## Written task:
Go through each line of the records below and count those with the word "name"; give only the total.

## Record list:
☆ ☆ ☆ ☆

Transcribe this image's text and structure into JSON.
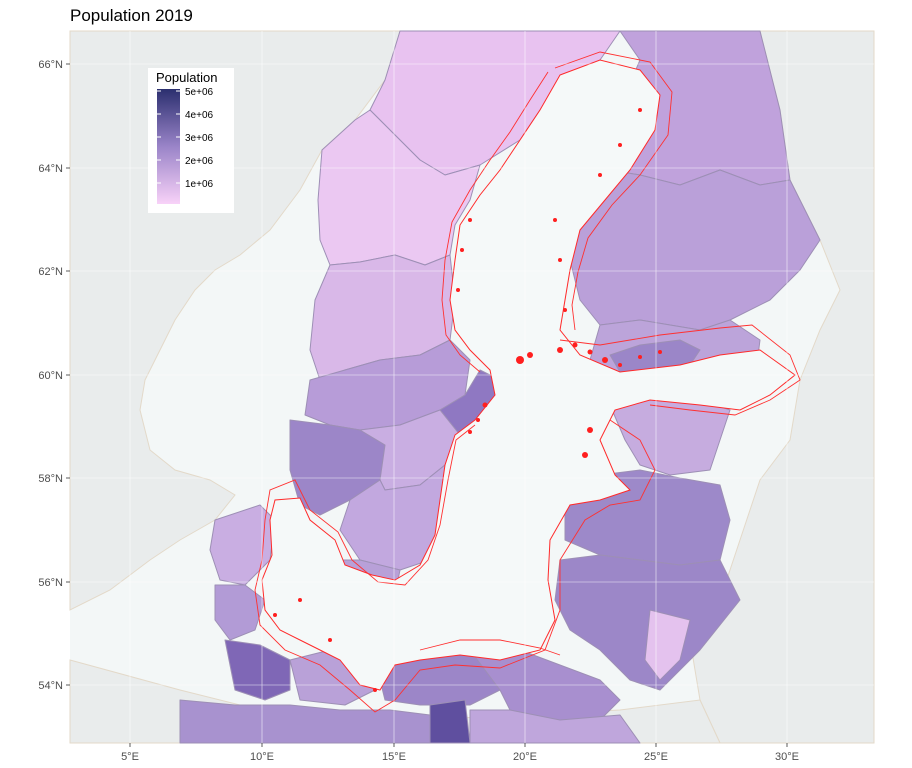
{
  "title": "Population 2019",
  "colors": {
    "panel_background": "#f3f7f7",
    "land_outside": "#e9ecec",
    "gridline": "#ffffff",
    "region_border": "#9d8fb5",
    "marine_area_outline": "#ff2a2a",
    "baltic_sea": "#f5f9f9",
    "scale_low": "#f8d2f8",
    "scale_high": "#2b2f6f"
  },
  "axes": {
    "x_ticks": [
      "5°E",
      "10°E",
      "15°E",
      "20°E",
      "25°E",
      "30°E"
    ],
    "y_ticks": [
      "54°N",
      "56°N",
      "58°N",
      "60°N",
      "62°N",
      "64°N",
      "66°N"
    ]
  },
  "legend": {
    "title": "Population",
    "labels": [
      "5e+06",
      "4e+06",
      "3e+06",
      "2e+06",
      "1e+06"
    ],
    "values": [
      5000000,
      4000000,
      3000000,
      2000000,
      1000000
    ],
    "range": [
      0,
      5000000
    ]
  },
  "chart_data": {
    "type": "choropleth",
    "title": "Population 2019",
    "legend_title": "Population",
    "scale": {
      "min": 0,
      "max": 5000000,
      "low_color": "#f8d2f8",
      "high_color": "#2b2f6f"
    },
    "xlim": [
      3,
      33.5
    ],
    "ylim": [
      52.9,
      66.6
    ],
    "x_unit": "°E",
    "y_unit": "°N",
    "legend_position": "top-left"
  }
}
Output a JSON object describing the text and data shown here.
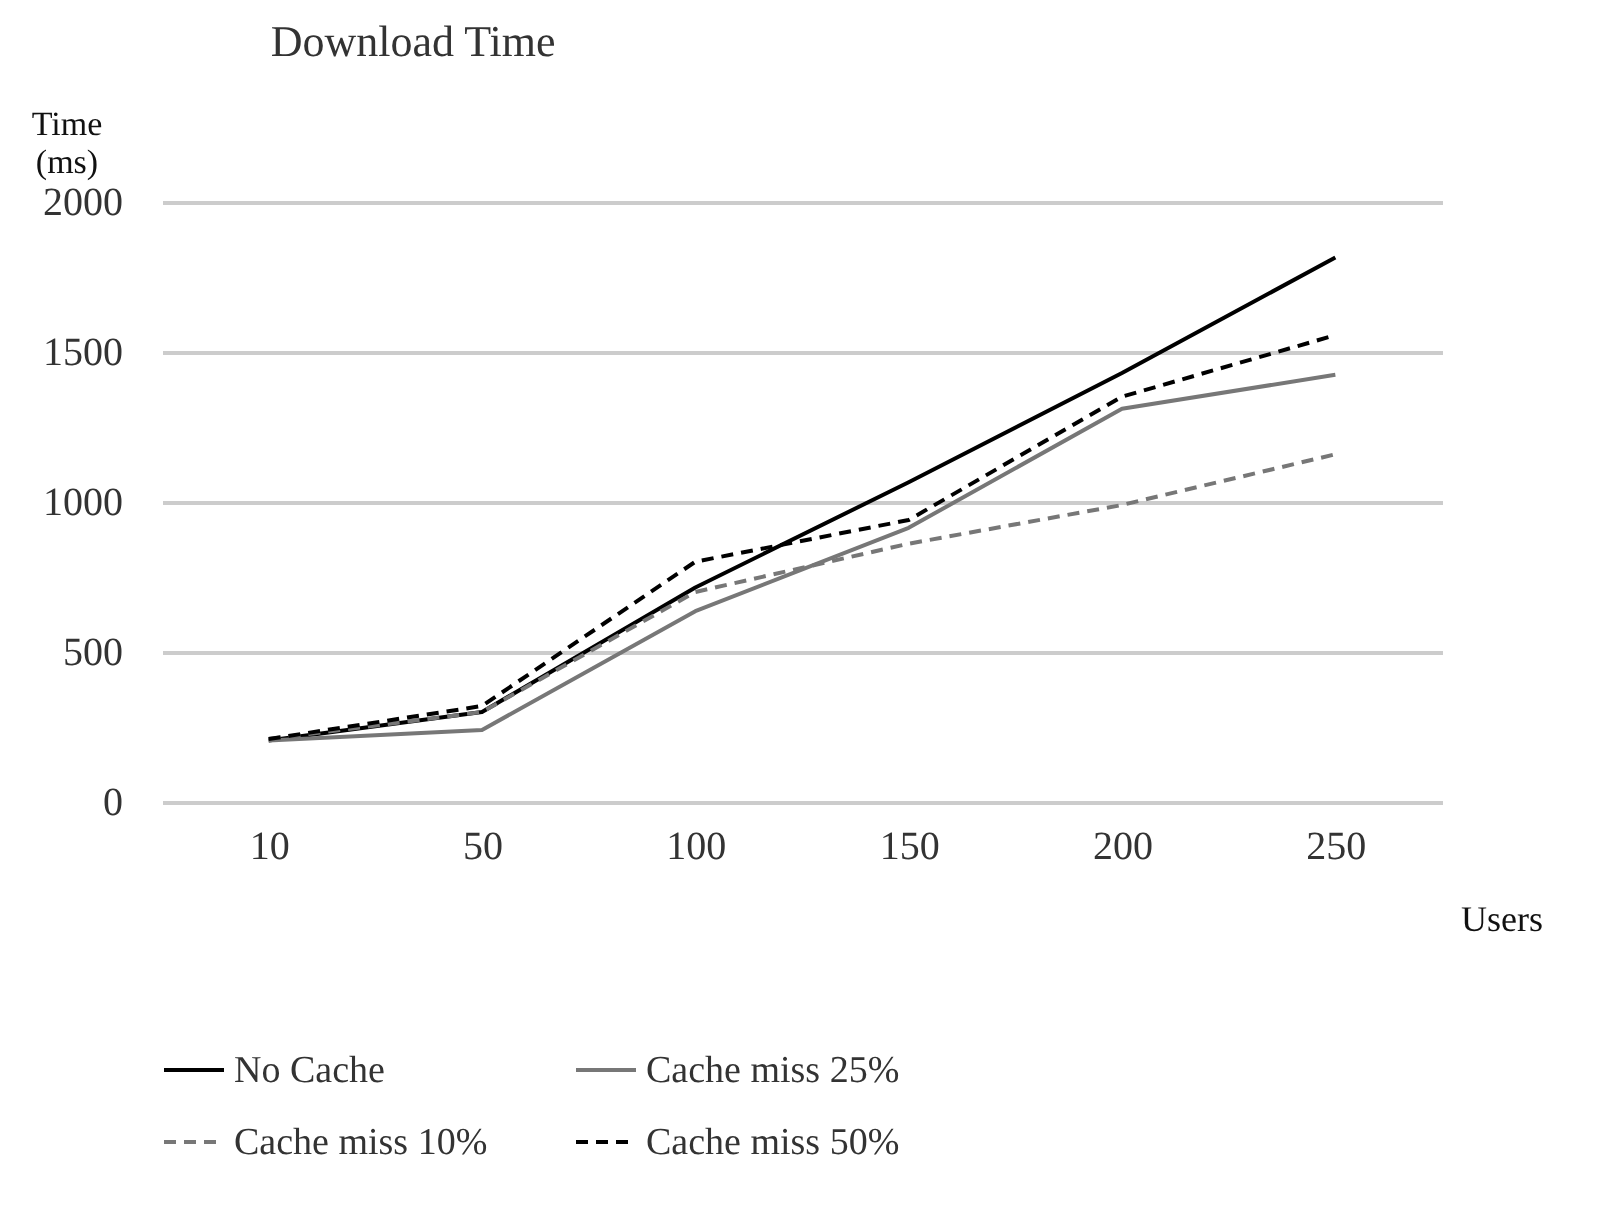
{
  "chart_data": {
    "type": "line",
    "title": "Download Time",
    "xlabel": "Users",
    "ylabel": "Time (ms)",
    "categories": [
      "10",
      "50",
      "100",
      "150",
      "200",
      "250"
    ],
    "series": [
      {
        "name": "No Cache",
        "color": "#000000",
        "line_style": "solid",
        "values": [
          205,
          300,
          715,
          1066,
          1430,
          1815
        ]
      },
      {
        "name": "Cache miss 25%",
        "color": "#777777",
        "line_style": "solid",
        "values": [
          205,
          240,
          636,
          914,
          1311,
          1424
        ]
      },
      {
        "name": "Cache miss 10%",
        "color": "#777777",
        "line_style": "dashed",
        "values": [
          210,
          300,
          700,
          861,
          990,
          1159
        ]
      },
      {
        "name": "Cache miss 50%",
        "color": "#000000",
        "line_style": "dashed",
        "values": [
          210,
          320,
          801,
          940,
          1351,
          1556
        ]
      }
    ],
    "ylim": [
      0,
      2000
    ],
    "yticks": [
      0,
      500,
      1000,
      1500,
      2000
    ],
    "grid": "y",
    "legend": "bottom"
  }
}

☆ ☆ ☆ ☆

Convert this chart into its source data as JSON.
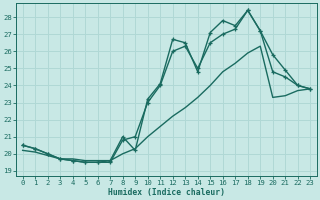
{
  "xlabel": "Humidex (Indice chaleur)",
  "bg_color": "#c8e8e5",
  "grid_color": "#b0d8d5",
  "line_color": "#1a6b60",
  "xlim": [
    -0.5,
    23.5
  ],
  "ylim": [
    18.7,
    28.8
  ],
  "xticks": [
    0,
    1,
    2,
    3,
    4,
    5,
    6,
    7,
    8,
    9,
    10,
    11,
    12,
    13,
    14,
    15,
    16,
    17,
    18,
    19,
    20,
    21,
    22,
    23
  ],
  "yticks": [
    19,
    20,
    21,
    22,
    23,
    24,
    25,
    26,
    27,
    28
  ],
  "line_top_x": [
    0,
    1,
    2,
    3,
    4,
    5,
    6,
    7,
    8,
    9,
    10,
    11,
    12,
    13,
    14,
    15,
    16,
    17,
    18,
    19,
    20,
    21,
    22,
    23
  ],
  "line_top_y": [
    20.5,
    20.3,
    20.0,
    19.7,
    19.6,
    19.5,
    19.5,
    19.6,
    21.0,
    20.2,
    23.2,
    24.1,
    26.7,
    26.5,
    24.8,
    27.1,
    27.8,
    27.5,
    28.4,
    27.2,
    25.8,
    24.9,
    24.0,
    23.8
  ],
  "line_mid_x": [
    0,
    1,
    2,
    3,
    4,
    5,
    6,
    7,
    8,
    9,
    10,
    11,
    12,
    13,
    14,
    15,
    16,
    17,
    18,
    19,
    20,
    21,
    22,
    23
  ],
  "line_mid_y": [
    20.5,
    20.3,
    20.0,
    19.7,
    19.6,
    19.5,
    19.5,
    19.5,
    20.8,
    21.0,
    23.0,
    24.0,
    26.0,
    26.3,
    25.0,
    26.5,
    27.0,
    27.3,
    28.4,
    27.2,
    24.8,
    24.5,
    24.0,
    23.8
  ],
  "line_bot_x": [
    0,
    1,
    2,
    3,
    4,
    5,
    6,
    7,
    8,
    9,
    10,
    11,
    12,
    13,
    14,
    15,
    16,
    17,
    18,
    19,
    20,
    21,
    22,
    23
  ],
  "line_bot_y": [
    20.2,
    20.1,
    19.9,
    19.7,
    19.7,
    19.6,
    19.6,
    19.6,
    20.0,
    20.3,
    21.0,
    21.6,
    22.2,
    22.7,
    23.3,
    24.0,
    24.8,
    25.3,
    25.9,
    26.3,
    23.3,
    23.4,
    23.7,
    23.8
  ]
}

☆ ☆ ☆ ☆

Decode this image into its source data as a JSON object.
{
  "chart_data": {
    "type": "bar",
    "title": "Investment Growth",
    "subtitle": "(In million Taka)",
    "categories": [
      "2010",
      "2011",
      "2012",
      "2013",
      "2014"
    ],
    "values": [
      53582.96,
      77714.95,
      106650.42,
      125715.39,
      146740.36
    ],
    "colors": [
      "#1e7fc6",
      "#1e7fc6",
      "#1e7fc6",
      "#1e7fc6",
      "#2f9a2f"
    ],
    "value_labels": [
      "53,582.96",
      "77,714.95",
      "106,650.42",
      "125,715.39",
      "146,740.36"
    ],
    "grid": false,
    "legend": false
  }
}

☆ ☆ ☆ ☆

## Response for this exercise:
4